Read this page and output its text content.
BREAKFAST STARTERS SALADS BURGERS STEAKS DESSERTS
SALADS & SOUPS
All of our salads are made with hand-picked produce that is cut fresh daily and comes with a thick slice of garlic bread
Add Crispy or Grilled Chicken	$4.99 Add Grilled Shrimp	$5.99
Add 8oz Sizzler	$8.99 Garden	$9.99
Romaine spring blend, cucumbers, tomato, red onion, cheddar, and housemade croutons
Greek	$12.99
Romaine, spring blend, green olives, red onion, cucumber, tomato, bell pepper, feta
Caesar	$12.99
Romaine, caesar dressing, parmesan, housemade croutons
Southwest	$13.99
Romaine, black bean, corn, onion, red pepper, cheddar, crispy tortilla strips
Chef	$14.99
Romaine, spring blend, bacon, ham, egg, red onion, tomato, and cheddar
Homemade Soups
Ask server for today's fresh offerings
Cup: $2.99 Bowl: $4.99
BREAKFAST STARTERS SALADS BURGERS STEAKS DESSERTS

DIRECTIONS: Take the data above and return it exactly.

RESPONSE TO THE EXERCISE:
Read this page and output its text content.
BREAKFAST STARTERS SALADS BURGERS STEAKS DESSERTS
SALADS & SOUPS
All of our salads are made with hand-picked produce that is cut fresh daily and comes with a thick slice of garlic bread
Add Crispy or Grilled Chicken	$4.99 Add Grilled Shrimp	$5.99
Add 8oz Sizzler	$8.99 Garden	$9.99
Romaine spring blend, cucumbers, tomato, red onion, cheddar, and housemade croutons
Greek	$12.99
Romaine, spring blend, green olives, red onion, cucumber, tomato, bell pepper, feta
Caesar	$12.99
Romaine, caesar dressing, parmesan, housemade croutons
Southwest	$13.99
Romaine, black bean, corn, onion, red pepper, cheddar, crispy tortilla strips
Chef	$14.99
Romaine, spring blend, bacon, ham, egg, red onion, tomato, and cheddar
Homemade Soups
Ask server for today's fresh offerings
Cup: $2.99 Bowl: $4.99
BREAKFAST STARTERS SALADS BURGERS STEAKS DESSERTS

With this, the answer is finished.